SUPPLIED RECORDS »
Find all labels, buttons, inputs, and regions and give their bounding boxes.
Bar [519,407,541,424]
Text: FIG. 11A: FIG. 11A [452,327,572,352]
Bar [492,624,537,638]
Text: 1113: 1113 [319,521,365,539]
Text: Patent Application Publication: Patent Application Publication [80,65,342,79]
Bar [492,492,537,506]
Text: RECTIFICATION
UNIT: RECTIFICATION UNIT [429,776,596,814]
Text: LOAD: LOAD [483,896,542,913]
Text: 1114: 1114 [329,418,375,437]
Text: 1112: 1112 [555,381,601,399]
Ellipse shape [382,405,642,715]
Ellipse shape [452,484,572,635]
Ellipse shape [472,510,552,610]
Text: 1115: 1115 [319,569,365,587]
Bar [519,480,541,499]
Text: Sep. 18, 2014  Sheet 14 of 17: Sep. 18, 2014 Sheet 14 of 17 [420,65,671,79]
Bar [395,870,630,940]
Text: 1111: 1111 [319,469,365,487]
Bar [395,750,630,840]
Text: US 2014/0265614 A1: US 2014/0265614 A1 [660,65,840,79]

--

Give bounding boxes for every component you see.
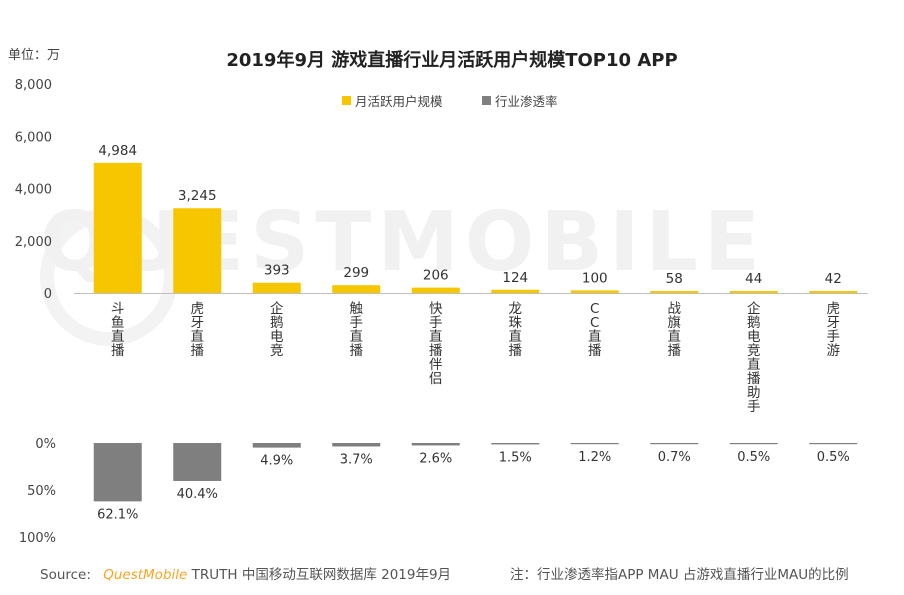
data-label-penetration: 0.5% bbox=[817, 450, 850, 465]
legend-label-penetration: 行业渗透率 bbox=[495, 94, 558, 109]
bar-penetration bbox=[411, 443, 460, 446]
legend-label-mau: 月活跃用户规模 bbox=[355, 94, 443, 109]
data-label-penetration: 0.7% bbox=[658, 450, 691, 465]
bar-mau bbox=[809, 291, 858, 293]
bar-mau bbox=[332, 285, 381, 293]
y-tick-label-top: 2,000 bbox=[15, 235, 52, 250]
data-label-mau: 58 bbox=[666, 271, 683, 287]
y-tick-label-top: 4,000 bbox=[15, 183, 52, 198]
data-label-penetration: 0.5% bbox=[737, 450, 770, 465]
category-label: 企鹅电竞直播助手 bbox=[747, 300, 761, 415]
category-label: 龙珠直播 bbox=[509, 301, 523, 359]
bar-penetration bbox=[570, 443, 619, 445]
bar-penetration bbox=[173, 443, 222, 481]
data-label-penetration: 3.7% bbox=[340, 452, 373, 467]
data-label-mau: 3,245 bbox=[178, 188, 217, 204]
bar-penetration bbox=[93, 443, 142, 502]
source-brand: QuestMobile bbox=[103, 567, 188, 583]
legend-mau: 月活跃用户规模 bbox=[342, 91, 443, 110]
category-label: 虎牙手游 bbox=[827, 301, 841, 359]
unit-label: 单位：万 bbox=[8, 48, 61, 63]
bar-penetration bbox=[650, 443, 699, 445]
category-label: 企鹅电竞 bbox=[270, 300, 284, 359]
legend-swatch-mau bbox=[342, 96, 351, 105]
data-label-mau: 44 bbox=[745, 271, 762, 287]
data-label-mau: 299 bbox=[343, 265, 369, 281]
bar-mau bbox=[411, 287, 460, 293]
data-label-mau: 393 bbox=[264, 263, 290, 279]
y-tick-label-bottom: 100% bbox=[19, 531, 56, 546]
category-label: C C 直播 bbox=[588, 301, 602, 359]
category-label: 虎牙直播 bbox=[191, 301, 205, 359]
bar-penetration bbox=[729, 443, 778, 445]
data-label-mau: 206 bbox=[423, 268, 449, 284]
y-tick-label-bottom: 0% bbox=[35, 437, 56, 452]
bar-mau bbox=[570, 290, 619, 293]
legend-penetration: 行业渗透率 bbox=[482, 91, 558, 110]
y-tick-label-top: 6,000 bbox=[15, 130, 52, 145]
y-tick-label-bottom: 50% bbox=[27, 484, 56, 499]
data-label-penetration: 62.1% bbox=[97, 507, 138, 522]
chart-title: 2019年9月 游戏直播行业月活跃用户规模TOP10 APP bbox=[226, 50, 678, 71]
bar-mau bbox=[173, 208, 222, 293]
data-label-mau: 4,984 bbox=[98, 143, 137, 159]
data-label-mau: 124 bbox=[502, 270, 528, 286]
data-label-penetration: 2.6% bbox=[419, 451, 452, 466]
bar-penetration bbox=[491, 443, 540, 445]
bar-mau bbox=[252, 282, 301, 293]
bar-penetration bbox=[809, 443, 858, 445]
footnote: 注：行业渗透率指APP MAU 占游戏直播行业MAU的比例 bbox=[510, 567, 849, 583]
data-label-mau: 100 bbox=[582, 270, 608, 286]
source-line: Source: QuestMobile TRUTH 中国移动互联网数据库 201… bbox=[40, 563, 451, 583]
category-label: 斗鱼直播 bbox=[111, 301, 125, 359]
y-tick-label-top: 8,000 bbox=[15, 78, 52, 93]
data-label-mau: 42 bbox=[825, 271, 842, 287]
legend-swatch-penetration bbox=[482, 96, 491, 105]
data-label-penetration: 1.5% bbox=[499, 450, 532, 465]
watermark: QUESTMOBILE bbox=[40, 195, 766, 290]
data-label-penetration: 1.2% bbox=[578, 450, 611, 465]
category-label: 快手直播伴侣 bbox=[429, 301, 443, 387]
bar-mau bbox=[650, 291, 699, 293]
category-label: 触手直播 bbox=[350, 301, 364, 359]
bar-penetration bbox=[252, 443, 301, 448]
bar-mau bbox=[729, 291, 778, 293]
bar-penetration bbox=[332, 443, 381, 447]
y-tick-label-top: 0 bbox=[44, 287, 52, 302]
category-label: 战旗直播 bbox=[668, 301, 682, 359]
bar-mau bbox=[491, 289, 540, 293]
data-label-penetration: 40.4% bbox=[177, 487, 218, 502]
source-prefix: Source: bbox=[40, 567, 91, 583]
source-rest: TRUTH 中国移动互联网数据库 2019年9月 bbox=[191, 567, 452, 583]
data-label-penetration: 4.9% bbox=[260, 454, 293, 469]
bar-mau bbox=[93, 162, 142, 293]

THE REQUEST » Retype unchanged the stretch of material that opens with the line containing "Find all labels, buttons, inputs, and" and closes with the line containing "Text: US 2014/0265614", including both of those lines.

FINISHED EXERCISE »
Find all labels, buttons, inputs, and regions and give their bounding boxes.
Bar [519,407,541,424]
Text: FIG. 11A: FIG. 11A [452,327,572,352]
Bar [492,624,537,638]
Text: 1113: 1113 [319,521,365,539]
Text: Patent Application Publication: Patent Application Publication [80,65,342,79]
Bar [492,492,537,506]
Text: RECTIFICATION
UNIT: RECTIFICATION UNIT [429,776,596,814]
Text: LOAD: LOAD [483,896,542,913]
Text: 1114: 1114 [329,418,375,437]
Text: 1112: 1112 [555,381,601,399]
Ellipse shape [382,405,642,715]
Ellipse shape [452,484,572,635]
Ellipse shape [472,510,552,610]
Text: 1115: 1115 [319,569,365,587]
Bar [519,480,541,499]
Text: Sep. 18, 2014  Sheet 14 of 17: Sep. 18, 2014 Sheet 14 of 17 [420,65,671,79]
Bar [395,870,630,940]
Text: 1111: 1111 [319,469,365,487]
Bar [395,750,630,840]
Text: US 2014/0265614 A1: US 2014/0265614 A1 [660,65,840,79]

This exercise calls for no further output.